• Dataset excerpts
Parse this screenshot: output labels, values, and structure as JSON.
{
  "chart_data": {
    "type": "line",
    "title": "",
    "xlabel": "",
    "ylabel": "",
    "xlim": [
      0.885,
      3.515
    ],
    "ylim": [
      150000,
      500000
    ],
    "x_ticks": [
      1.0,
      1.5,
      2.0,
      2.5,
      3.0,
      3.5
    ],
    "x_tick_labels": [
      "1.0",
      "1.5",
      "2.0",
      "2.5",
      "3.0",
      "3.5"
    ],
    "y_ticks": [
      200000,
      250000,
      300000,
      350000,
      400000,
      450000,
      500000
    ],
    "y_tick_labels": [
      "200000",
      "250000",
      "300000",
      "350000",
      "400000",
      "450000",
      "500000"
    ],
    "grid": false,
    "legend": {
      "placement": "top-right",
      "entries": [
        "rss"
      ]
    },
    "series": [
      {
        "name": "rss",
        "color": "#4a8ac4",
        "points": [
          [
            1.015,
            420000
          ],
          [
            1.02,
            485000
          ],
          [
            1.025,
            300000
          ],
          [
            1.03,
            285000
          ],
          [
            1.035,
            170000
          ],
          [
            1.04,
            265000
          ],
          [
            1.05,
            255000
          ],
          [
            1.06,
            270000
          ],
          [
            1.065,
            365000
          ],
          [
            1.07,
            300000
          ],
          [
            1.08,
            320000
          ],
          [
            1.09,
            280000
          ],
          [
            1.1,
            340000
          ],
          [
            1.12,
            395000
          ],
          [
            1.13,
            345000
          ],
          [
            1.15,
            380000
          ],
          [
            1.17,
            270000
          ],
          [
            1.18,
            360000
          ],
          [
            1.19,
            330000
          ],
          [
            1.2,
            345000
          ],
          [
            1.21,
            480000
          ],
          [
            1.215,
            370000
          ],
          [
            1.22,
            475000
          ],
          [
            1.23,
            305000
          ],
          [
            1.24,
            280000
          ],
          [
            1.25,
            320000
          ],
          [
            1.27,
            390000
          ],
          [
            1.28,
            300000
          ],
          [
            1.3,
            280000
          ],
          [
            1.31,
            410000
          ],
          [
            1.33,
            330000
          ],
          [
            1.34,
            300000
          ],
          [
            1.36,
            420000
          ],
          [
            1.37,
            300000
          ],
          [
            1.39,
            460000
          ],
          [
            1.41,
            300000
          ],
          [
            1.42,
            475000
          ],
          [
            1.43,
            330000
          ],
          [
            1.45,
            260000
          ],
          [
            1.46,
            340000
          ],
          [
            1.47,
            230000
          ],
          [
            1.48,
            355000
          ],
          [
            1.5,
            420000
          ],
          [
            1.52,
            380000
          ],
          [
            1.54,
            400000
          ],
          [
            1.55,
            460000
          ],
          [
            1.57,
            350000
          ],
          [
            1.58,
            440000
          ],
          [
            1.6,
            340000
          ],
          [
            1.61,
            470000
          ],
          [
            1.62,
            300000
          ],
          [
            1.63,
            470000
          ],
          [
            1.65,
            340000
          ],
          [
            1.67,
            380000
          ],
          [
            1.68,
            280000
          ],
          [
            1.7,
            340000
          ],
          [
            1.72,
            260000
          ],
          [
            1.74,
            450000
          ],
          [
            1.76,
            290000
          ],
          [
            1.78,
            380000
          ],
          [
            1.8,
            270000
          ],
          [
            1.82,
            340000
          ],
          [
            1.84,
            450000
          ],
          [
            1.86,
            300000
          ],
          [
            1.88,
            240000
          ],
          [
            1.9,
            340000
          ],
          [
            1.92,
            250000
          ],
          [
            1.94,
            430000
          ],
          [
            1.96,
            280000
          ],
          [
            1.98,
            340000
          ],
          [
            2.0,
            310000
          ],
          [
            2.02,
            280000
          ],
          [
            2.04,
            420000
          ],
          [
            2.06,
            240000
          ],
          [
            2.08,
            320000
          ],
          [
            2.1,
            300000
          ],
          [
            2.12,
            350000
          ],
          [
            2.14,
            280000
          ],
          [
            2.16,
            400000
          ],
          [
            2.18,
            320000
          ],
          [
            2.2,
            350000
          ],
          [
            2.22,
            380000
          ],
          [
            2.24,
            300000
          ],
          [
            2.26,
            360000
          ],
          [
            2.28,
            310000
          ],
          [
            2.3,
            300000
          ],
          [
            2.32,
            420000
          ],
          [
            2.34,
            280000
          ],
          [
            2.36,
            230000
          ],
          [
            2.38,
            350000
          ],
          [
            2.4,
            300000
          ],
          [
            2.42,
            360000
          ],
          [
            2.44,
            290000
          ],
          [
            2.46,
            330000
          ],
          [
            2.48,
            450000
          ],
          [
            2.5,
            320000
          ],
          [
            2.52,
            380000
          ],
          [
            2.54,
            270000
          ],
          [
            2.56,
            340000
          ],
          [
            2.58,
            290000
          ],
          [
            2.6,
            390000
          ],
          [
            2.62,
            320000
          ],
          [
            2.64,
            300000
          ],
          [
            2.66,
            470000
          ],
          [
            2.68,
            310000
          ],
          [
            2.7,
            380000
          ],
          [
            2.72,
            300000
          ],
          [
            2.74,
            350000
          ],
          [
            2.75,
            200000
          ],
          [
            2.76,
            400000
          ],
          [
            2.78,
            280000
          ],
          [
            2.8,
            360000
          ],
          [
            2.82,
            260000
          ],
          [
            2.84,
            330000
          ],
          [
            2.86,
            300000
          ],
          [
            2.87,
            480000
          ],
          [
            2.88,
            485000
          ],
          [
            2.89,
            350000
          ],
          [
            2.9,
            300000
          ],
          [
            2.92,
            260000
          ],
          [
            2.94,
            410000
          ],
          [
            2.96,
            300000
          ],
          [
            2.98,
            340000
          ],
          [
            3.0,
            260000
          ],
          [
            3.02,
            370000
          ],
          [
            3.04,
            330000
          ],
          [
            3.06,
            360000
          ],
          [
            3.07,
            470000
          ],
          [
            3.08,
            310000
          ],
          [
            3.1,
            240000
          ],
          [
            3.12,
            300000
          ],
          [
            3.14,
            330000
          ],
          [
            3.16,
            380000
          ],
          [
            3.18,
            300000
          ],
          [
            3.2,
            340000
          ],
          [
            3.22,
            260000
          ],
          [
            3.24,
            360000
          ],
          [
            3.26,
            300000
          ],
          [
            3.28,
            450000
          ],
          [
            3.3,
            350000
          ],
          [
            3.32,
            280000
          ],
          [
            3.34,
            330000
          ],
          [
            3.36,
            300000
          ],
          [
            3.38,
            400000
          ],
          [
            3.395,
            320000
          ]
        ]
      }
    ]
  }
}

• What you will do
Copy the data above exactly. Every line must be included.

• Answer for the task
Parse this screenshot: output labels, values, and structure as JSON.
{
  "chart_data": {
    "type": "line",
    "title": "",
    "xlabel": "",
    "ylabel": "",
    "xlim": [
      0.885,
      3.515
    ],
    "ylim": [
      150000,
      500000
    ],
    "x_ticks": [
      1.0,
      1.5,
      2.0,
      2.5,
      3.0,
      3.5
    ],
    "x_tick_labels": [
      "1.0",
      "1.5",
      "2.0",
      "2.5",
      "3.0",
      "3.5"
    ],
    "y_ticks": [
      200000,
      250000,
      300000,
      350000,
      400000,
      450000,
      500000
    ],
    "y_tick_labels": [
      "200000",
      "250000",
      "300000",
      "350000",
      "400000",
      "450000",
      "500000"
    ],
    "grid": false,
    "legend": {
      "placement": "top-right",
      "entries": [
        "rss"
      ]
    },
    "series": [
      {
        "name": "rss",
        "color": "#4a8ac4",
        "points": [
          [
            1.015,
            420000
          ],
          [
            1.02,
            485000
          ],
          [
            1.025,
            300000
          ],
          [
            1.03,
            285000
          ],
          [
            1.035,
            170000
          ],
          [
            1.04,
            265000
          ],
          [
            1.05,
            255000
          ],
          [
            1.06,
            270000
          ],
          [
            1.065,
            365000
          ],
          [
            1.07,
            300000
          ],
          [
            1.08,
            320000
          ],
          [
            1.09,
            280000
          ],
          [
            1.1,
            340000
          ],
          [
            1.12,
            395000
          ],
          [
            1.13,
            345000
          ],
          [
            1.15,
            380000
          ],
          [
            1.17,
            270000
          ],
          [
            1.18,
            360000
          ],
          [
            1.19,
            330000
          ],
          [
            1.2,
            345000
          ],
          [
            1.21,
            480000
          ],
          [
            1.215,
            370000
          ],
          [
            1.22,
            475000
          ],
          [
            1.23,
            305000
          ],
          [
            1.24,
            280000
          ],
          [
            1.25,
            320000
          ],
          [
            1.27,
            390000
          ],
          [
            1.28,
            300000
          ],
          [
            1.3,
            280000
          ],
          [
            1.31,
            410000
          ],
          [
            1.33,
            330000
          ],
          [
            1.34,
            300000
          ],
          [
            1.36,
            420000
          ],
          [
            1.37,
            300000
          ],
          [
            1.39,
            460000
          ],
          [
            1.41,
            300000
          ],
          [
            1.42,
            475000
          ],
          [
            1.43,
            330000
          ],
          [
            1.45,
            260000
          ],
          [
            1.46,
            340000
          ],
          [
            1.47,
            230000
          ],
          [
            1.48,
            355000
          ],
          [
            1.5,
            420000
          ],
          [
            1.52,
            380000
          ],
          [
            1.54,
            400000
          ],
          [
            1.55,
            460000
          ],
          [
            1.57,
            350000
          ],
          [
            1.58,
            440000
          ],
          [
            1.6,
            340000
          ],
          [
            1.61,
            470000
          ],
          [
            1.62,
            300000
          ],
          [
            1.63,
            470000
          ],
          [
            1.65,
            340000
          ],
          [
            1.67,
            380000
          ],
          [
            1.68,
            280000
          ],
          [
            1.7,
            340000
          ],
          [
            1.72,
            260000
          ],
          [
            1.74,
            450000
          ],
          [
            1.76,
            290000
          ],
          [
            1.78,
            380000
          ],
          [
            1.8,
            270000
          ],
          [
            1.82,
            340000
          ],
          [
            1.84,
            450000
          ],
          [
            1.86,
            300000
          ],
          [
            1.88,
            240000
          ],
          [
            1.9,
            340000
          ],
          [
            1.92,
            250000
          ],
          [
            1.94,
            430000
          ],
          [
            1.96,
            280000
          ],
          [
            1.98,
            340000
          ],
          [
            2.0,
            310000
          ],
          [
            2.02,
            280000
          ],
          [
            2.04,
            420000
          ],
          [
            2.06,
            240000
          ],
          [
            2.08,
            320000
          ],
          [
            2.1,
            300000
          ],
          [
            2.12,
            350000
          ],
          [
            2.14,
            280000
          ],
          [
            2.16,
            400000
          ],
          [
            2.18,
            320000
          ],
          [
            2.2,
            350000
          ],
          [
            2.22,
            380000
          ],
          [
            2.24,
            300000
          ],
          [
            2.26,
            360000
          ],
          [
            2.28,
            310000
          ],
          [
            2.3,
            300000
          ],
          [
            2.32,
            420000
          ],
          [
            2.34,
            280000
          ],
          [
            2.36,
            230000
          ],
          [
            2.38,
            350000
          ],
          [
            2.4,
            300000
          ],
          [
            2.42,
            360000
          ],
          [
            2.44,
            290000
          ],
          [
            2.46,
            330000
          ],
          [
            2.48,
            450000
          ],
          [
            2.5,
            320000
          ],
          [
            2.52,
            380000
          ],
          [
            2.54,
            270000
          ],
          [
            2.56,
            340000
          ],
          [
            2.58,
            290000
          ],
          [
            2.6,
            390000
          ],
          [
            2.62,
            320000
          ],
          [
            2.64,
            300000
          ],
          [
            2.66,
            470000
          ],
          [
            2.68,
            310000
          ],
          [
            2.7,
            380000
          ],
          [
            2.72,
            300000
          ],
          [
            2.74,
            350000
          ],
          [
            2.75,
            200000
          ],
          [
            2.76,
            400000
          ],
          [
            2.78,
            280000
          ],
          [
            2.8,
            360000
          ],
          [
            2.82,
            260000
          ],
          [
            2.84,
            330000
          ],
          [
            2.86,
            300000
          ],
          [
            2.87,
            480000
          ],
          [
            2.88,
            485000
          ],
          [
            2.89,
            350000
          ],
          [
            2.9,
            300000
          ],
          [
            2.92,
            260000
          ],
          [
            2.94,
            410000
          ],
          [
            2.96,
            300000
          ],
          [
            2.98,
            340000
          ],
          [
            3.0,
            260000
          ],
          [
            3.02,
            370000
          ],
          [
            3.04,
            330000
          ],
          [
            3.06,
            360000
          ],
          [
            3.07,
            470000
          ],
          [
            3.08,
            310000
          ],
          [
            3.1,
            240000
          ],
          [
            3.12,
            300000
          ],
          [
            3.14,
            330000
          ],
          [
            3.16,
            380000
          ],
          [
            3.18,
            300000
          ],
          [
            3.2,
            340000
          ],
          [
            3.22,
            260000
          ],
          [
            3.24,
            360000
          ],
          [
            3.26,
            300000
          ],
          [
            3.28,
            450000
          ],
          [
            3.3,
            350000
          ],
          [
            3.32,
            280000
          ],
          [
            3.34,
            330000
          ],
          [
            3.36,
            300000
          ],
          [
            3.38,
            400000
          ],
          [
            3.395,
            320000
          ]
        ]
      }
    ]
  }
}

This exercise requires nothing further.